DIRECTIONS
Please convert every line of the data below into a Markdown table with the columns Row and Line, numbering the rows and skipping blank lines. Leave the pictures out of the table.

Collection entries:
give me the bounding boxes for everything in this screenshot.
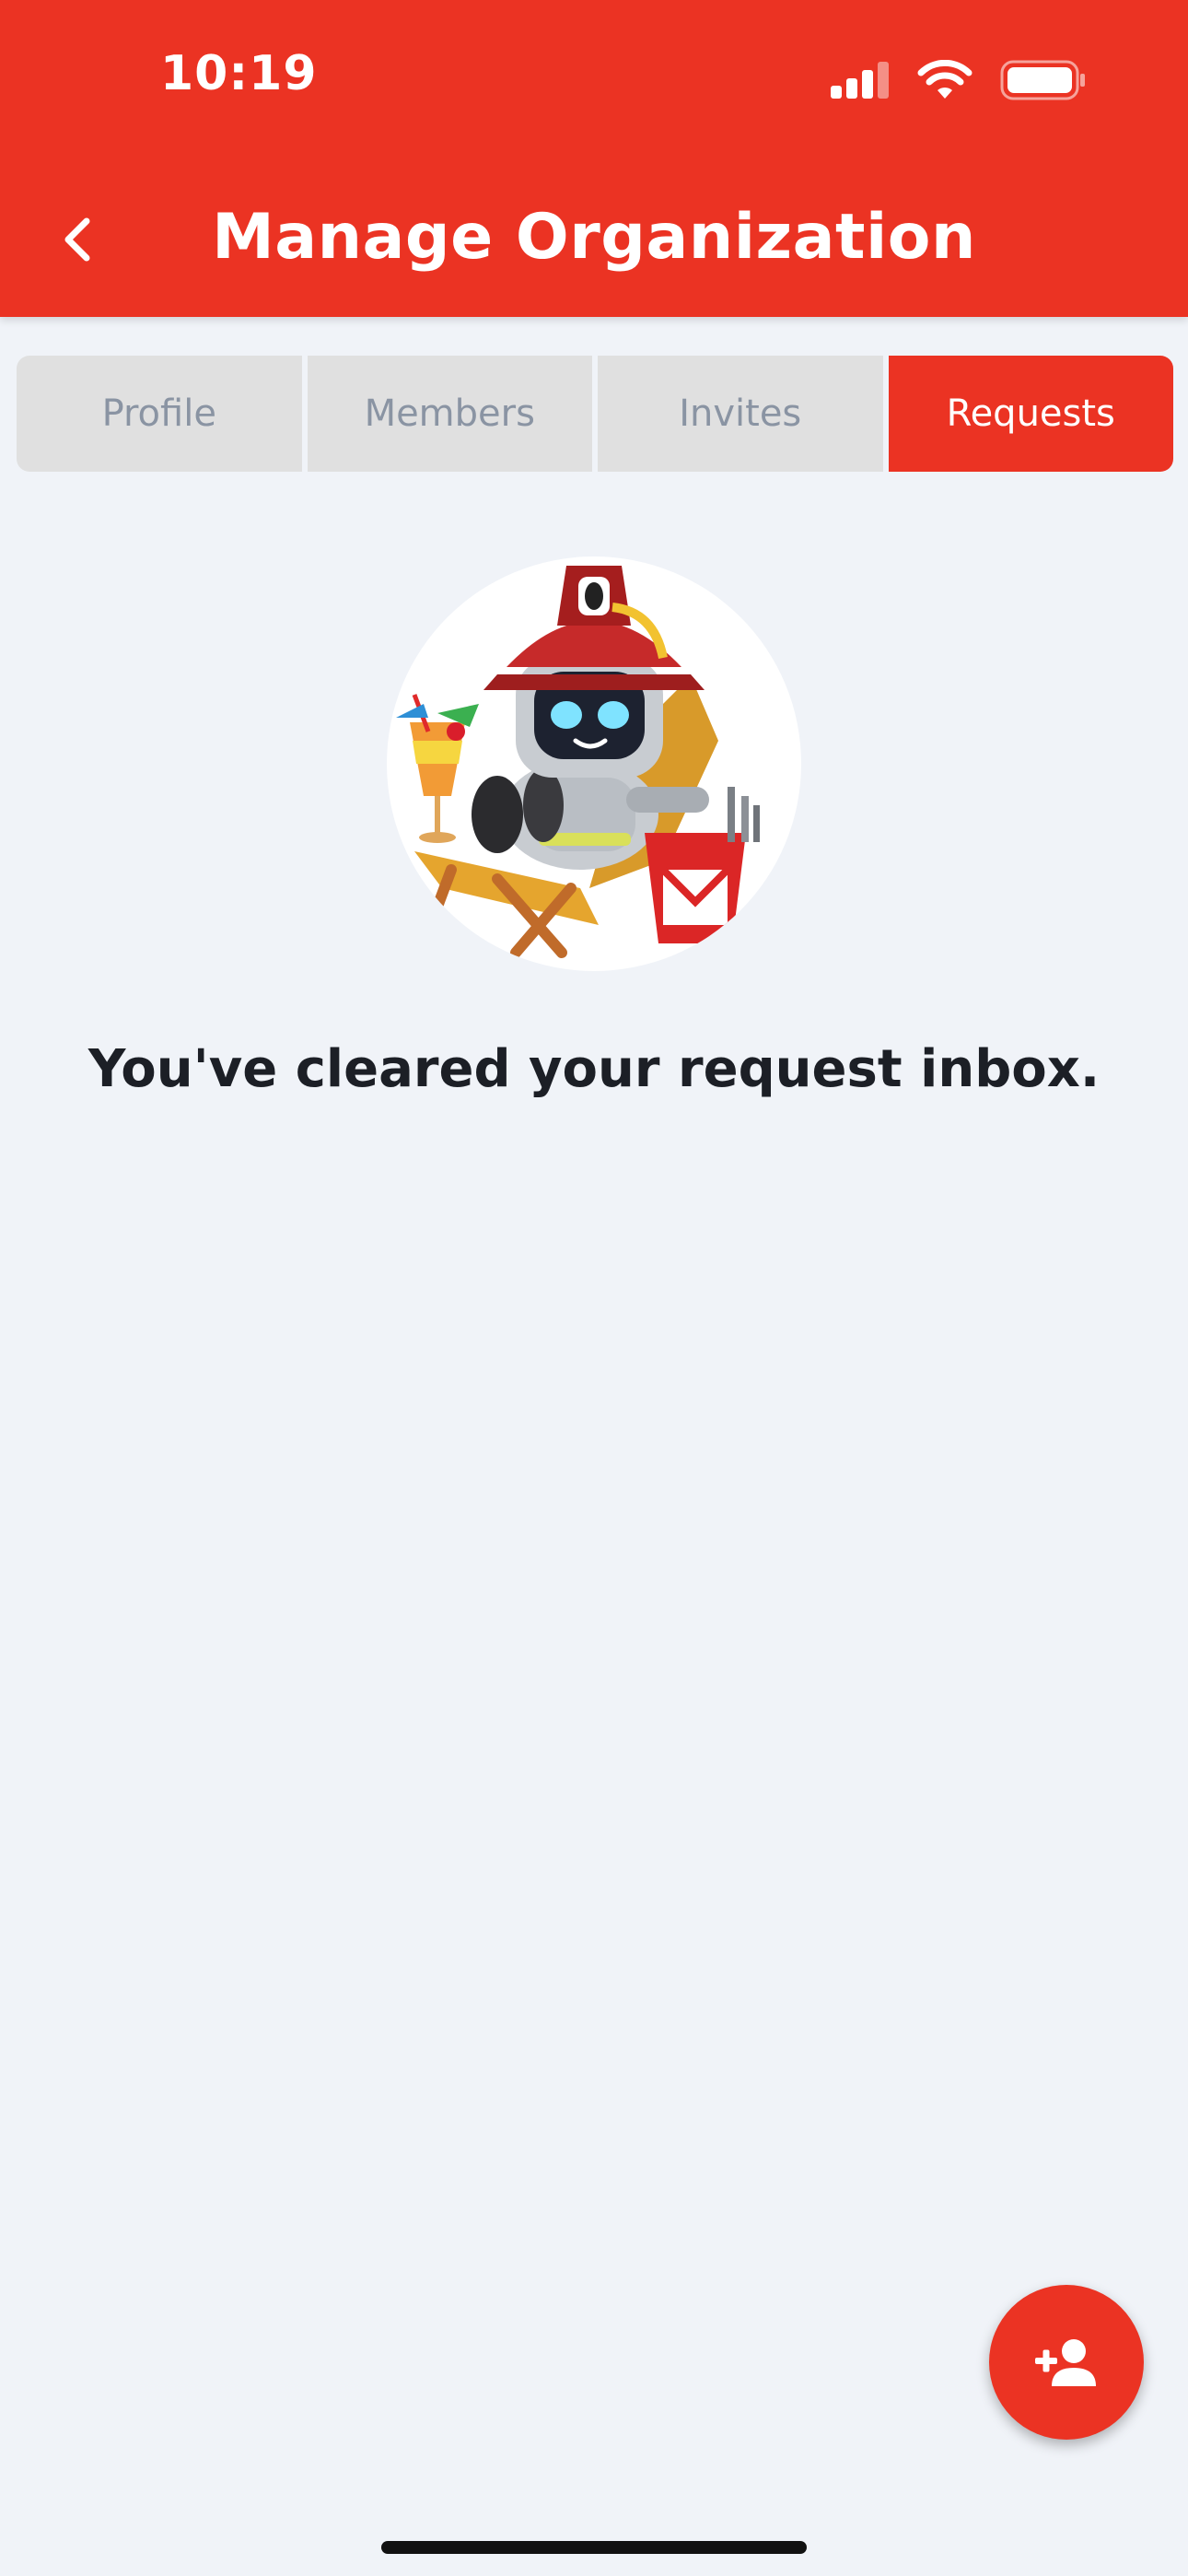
battery-icon: [1000, 60, 1085, 100]
home-indicator: [381, 2541, 807, 2554]
tab-invites[interactable]: Invites: [598, 356, 883, 472]
app-header: 10:19 Manage Organization: [0, 0, 1188, 317]
robot-lounge-chair-illustration: [387, 556, 801, 971]
wifi-icon: [917, 60, 973, 99]
status-icons: [831, 57, 1087, 103]
cellular-signal-icon: [831, 62, 889, 99]
tab-members[interactable]: Members: [307, 356, 592, 472]
empty-state-message: You've cleared your request inbox.: [87, 1039, 1101, 1099]
tab-bar: Profile Members Invites Requests: [17, 356, 1173, 472]
tab-requests[interactable]: Requests: [888, 356, 1173, 472]
tab-profile[interactable]: Profile: [17, 356, 302, 472]
page-title: Manage Organization: [212, 201, 976, 274]
add-member-button[interactable]: [989, 2285, 1144, 2440]
add-person-icon: [1035, 2339, 1096, 2386]
status-time: 10:19: [160, 46, 318, 101]
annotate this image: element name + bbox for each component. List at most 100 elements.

WRITTEN REPLY
| Row | Line |
|---|---|
| 1 | give me the bounding boxes for everything in this screenshot. |
| 2 | battery-icon: [1000, 60, 1085, 100] |
| 3 | home-indicator: [381, 2541, 807, 2554] |
| 4 | tab-invites[interactable]: Invites: [598, 356, 883, 472] |
| 5 | app-header: 10:19 Manage Organization: [0, 0, 1188, 317] |
| 6 | robot-lounge-chair-illustration: [387, 556, 801, 971] |
| 7 | wifi-icon: [917, 60, 973, 99] |
| 8 | status-icons: [831, 57, 1087, 103] |
| 9 | cellular-signal-icon: [831, 62, 889, 99] |
| 10 | tab-members[interactable]: Members: [307, 356, 592, 472] |
| 11 | empty-state-message: You've cleared your request inbox.: [87, 1039, 1101, 1099] |
| 12 | tab-bar: Profile Members Invites Requests: [17, 356, 1173, 472] |
| 13 | tab-requests[interactable]: Requests: [888, 356, 1173, 472] |
| 14 | tab-profile[interactable]: Profile: [17, 356, 302, 472] |
| 15 | page-title: Manage Organization: [212, 201, 976, 274] |
| 16 | add-member-button[interactable]: [989, 2285, 1144, 2440] |
| 17 | add-person-icon: [1035, 2339, 1096, 2386] |
| 18 | status-time: 10:19: [160, 46, 318, 101] |
| 19 | annotate this image: element name + bbox for each component. List at most 100 elements. |